**Problem to work on:** Please restate the native token handling text starting at "A second, more" and ending at "a router contract.", renaming "router contract" to "swap router" throughout.

**Extract provided:**
Native token handling

Unlike Uniswap v3, Uniswap v4 has support for native ETH abstracted via the custom Currency type. While this succeeds in providing a better user and developer experience, it is not without its dangers. Insufficient or otherwise incorrect handling of native tokens can give rise to some typical issues that are associated with and should be expected when dealing with native token support.

The first and likely most impactful point is that native token transfers are a source of potential reentrancy. This may be more easily overlooked when dealing with the Currency type and ERC-6909 representations, but it is nevertheless incredibly important to identify all sources of unsafe external calls that could be reentered.

A second, more subtle error is the absence of a receive() function. This can result in DoS depending on how the hook and its associated contracts are intended to transfer and receive value in the form of the native token. H-04 demonstrates how this could occur when unable to receive dust balances redirected from a router contract.

**Supplied records:**

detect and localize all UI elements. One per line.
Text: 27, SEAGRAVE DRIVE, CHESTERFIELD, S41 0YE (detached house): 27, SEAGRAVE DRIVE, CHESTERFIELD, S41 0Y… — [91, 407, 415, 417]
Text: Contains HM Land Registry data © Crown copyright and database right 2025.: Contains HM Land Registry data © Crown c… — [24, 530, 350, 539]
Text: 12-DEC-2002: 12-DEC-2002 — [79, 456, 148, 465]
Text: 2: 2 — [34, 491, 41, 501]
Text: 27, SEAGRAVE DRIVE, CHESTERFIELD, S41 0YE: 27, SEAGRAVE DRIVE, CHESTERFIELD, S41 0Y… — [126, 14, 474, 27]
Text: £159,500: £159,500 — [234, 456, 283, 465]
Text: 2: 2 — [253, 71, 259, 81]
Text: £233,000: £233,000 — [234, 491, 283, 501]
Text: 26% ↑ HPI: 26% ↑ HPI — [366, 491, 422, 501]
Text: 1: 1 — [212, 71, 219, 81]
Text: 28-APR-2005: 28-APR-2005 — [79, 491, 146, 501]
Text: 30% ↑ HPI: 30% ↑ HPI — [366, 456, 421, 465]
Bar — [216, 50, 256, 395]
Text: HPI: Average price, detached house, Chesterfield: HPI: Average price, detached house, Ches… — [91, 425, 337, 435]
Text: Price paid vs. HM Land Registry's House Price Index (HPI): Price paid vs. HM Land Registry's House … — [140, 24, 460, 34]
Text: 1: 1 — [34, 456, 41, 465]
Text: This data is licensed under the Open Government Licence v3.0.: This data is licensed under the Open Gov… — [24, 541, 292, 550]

**Final answer:**
A second, more subtle error is the absence of a receive() function. This can result in DoS depending on how the hook and its associated contracts are intended to transfer and receive value in the form of the native token. H-04 demonstrates how this could occur when unable to receive dust balances redirected from a swap router.